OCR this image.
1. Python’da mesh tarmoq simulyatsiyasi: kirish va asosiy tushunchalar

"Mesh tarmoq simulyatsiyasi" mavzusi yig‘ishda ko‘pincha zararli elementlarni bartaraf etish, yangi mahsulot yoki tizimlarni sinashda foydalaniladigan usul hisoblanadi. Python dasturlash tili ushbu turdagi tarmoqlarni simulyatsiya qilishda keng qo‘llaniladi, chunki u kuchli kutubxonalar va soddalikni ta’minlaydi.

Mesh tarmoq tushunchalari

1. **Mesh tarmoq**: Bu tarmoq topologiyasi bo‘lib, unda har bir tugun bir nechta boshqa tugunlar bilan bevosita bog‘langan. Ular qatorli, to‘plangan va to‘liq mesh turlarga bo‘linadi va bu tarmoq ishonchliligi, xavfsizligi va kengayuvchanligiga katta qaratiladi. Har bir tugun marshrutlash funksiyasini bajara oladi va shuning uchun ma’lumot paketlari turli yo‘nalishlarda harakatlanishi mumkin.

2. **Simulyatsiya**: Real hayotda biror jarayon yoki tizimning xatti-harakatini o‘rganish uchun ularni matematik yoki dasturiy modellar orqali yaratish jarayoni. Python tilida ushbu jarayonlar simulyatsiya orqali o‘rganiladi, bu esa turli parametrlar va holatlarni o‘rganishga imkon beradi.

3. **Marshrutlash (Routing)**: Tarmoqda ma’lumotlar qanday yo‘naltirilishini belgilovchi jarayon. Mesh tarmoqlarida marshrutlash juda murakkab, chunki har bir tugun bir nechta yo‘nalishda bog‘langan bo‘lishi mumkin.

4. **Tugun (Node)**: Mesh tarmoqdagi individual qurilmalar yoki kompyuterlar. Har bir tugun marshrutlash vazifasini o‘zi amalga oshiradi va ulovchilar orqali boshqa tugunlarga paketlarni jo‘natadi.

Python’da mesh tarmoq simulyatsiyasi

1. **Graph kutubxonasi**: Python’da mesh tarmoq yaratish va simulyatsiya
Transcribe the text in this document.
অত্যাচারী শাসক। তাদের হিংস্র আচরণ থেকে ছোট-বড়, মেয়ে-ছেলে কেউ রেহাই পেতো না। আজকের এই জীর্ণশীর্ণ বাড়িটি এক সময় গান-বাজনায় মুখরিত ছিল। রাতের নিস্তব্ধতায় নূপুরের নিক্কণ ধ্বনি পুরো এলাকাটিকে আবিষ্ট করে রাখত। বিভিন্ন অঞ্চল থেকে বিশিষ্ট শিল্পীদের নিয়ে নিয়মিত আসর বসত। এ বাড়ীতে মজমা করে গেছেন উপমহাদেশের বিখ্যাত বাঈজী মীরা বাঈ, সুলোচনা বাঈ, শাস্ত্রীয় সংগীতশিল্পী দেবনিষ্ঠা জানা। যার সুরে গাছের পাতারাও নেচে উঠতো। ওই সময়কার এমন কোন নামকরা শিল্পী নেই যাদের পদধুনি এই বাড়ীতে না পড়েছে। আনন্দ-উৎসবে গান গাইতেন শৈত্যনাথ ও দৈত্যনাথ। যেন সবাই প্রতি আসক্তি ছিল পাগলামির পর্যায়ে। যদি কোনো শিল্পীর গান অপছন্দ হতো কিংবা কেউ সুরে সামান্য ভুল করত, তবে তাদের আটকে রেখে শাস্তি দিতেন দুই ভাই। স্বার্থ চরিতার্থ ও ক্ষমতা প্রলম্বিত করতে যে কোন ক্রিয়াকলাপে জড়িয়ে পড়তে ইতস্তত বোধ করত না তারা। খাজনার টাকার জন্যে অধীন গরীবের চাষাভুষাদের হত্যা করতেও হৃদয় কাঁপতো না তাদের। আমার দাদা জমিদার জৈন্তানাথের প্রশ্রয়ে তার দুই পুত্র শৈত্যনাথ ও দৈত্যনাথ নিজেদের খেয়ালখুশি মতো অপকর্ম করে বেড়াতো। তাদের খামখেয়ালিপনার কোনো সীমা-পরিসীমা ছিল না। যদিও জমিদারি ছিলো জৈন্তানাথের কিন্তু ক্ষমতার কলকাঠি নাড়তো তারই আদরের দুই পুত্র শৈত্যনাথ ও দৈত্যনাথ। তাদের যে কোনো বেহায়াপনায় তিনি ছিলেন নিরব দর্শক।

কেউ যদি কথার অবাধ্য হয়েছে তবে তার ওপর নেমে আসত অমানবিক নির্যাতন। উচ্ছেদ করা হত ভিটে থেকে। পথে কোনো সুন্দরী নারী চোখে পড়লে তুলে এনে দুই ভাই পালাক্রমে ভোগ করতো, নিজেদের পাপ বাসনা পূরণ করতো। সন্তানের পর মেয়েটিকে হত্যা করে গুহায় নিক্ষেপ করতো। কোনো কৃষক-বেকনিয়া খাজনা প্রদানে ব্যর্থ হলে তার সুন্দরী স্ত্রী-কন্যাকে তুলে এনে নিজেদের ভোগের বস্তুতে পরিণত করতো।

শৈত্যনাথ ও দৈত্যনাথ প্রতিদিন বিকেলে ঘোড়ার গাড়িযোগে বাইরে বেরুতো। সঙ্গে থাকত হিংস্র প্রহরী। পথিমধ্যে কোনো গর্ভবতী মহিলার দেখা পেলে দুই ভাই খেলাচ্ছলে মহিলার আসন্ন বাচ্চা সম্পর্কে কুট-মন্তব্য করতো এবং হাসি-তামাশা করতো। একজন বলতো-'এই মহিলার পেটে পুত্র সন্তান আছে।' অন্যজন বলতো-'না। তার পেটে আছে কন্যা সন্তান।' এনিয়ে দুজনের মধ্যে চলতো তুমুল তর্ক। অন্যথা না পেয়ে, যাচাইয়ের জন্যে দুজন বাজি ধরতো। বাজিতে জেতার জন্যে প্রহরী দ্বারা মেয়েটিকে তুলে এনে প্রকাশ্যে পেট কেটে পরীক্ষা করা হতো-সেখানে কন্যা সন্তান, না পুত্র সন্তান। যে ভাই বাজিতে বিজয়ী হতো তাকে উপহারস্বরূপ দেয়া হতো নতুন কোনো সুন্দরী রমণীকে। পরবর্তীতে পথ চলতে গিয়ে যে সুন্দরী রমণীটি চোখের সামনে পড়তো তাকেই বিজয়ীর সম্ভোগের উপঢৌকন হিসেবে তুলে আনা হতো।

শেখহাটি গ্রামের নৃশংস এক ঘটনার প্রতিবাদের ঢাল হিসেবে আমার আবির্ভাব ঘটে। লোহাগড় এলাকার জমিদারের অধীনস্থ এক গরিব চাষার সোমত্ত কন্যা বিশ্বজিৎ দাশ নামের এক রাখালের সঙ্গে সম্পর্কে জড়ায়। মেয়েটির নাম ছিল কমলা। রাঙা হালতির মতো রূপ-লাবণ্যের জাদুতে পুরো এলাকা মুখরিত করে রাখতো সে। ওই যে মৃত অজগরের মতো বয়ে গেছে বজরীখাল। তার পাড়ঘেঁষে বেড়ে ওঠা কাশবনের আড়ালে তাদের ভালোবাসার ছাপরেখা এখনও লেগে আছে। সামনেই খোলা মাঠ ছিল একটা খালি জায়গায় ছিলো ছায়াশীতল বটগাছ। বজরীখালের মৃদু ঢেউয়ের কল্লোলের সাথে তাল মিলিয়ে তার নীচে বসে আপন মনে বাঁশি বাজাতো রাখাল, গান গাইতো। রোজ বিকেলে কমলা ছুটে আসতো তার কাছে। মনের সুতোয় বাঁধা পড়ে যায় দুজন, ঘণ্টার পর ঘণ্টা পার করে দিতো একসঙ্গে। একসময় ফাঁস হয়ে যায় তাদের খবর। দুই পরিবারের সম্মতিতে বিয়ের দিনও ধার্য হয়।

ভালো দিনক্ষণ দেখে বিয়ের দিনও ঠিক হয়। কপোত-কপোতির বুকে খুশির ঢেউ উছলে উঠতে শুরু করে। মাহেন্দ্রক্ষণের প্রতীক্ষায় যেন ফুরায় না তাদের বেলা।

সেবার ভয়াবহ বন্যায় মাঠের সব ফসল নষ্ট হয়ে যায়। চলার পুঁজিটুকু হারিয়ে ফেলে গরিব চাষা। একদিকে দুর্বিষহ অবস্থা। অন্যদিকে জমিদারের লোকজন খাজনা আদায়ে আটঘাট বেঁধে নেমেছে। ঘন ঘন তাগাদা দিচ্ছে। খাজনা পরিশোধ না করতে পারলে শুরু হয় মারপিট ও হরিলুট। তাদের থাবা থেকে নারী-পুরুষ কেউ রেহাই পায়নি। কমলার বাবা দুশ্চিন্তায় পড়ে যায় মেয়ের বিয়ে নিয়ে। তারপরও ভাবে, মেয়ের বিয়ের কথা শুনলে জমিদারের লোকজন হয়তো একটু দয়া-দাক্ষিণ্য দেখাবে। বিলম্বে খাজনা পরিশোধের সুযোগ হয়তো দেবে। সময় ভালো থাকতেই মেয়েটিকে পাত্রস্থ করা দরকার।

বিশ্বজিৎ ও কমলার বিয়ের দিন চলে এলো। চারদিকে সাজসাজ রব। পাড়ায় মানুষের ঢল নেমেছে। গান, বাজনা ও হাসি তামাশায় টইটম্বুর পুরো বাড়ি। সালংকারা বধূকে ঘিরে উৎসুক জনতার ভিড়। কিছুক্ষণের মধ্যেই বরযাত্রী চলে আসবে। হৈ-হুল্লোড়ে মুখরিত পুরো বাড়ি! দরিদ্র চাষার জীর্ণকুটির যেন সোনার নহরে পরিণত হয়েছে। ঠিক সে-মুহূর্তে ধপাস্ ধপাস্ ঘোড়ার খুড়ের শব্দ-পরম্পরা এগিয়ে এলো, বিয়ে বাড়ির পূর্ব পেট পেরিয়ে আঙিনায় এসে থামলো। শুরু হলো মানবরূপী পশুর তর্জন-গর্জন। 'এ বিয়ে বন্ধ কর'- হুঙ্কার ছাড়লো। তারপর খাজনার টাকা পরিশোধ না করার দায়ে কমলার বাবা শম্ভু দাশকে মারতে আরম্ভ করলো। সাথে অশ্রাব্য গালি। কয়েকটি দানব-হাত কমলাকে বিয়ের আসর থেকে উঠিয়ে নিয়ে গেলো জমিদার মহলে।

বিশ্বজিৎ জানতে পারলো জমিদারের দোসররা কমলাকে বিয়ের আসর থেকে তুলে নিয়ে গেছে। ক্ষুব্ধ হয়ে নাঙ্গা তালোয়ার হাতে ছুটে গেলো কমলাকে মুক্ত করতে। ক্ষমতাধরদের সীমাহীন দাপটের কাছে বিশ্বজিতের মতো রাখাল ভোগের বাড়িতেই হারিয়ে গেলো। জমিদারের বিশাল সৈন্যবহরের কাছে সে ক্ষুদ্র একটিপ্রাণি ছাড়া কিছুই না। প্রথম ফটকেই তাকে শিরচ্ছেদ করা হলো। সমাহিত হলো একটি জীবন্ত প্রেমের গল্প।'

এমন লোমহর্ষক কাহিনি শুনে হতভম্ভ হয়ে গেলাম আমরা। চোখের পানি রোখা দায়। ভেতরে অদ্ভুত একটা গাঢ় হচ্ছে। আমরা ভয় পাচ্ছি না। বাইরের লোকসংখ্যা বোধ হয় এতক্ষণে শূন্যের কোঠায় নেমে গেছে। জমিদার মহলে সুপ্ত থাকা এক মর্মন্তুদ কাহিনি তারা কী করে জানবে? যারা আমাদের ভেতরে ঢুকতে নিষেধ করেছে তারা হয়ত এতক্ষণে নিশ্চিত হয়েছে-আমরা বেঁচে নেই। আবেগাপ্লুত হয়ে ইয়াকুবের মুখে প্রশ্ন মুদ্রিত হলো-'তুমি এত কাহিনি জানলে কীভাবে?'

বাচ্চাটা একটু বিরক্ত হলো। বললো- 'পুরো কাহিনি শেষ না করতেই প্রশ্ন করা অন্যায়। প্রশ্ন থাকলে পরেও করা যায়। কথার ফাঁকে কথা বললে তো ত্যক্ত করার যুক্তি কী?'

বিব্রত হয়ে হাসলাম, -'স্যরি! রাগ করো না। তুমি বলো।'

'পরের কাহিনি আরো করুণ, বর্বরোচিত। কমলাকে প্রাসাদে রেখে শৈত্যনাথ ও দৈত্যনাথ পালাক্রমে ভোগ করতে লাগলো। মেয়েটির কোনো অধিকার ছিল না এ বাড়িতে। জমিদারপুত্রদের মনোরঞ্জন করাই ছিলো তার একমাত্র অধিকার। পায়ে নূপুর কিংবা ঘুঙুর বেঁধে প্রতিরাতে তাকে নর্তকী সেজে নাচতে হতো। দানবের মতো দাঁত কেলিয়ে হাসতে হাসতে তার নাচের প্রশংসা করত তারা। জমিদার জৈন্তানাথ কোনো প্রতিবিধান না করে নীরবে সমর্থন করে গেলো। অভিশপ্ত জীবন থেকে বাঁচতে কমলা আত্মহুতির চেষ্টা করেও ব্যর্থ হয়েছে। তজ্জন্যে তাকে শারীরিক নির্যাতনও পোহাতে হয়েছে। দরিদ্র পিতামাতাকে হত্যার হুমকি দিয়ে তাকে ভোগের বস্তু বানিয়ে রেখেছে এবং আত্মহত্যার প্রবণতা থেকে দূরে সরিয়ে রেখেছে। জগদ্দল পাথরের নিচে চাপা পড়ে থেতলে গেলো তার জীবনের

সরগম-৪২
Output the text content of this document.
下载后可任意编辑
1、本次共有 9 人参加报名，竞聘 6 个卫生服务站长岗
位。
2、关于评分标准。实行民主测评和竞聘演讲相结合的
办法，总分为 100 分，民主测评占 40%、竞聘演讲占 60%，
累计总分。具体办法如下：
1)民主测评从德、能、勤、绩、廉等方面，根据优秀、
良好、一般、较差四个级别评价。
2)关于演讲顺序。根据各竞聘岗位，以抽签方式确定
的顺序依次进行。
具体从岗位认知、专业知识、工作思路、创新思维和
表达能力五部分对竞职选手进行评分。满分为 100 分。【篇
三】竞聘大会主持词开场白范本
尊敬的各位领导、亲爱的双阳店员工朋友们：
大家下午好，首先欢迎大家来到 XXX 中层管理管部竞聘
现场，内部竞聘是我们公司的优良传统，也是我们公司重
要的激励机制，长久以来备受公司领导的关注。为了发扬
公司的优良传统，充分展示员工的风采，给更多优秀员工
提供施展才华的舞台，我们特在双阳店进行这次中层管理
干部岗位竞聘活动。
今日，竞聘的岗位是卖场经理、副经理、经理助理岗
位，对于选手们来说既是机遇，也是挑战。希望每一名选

Task objective: Extract all lines from the material above that include the word "boshqa".

Result:
1. **Mesh tarmoq**: Bu tarmoq topologiyasi bo‘lib, unda har bir tugun bir nechta boshqa tugunlar bilan bevosita bog‘langan. Ular qatorli, to‘plangan va to‘liq mesh turlarga bo‘linadi va bu tarmoq ishonchliligi, xavfsizligi va kengayuvchanligiga katta qaratiladi. Har bir tugun marshrutlash funksiyasini bajara oladi va shuning uchun ma’lumot paketlari turli yo‘nalishlarda harakatlanishi mumkin.
4. **Tugun (Node)**: Mesh tarmoqdagi individual qurilmalar yoki kompyuterlar. Har bir tugun marshrutlash vazifasini o‘zi amalga oshiradi va ulovchilar orqali boshqa tugunlarga paketlarni jo‘natadi.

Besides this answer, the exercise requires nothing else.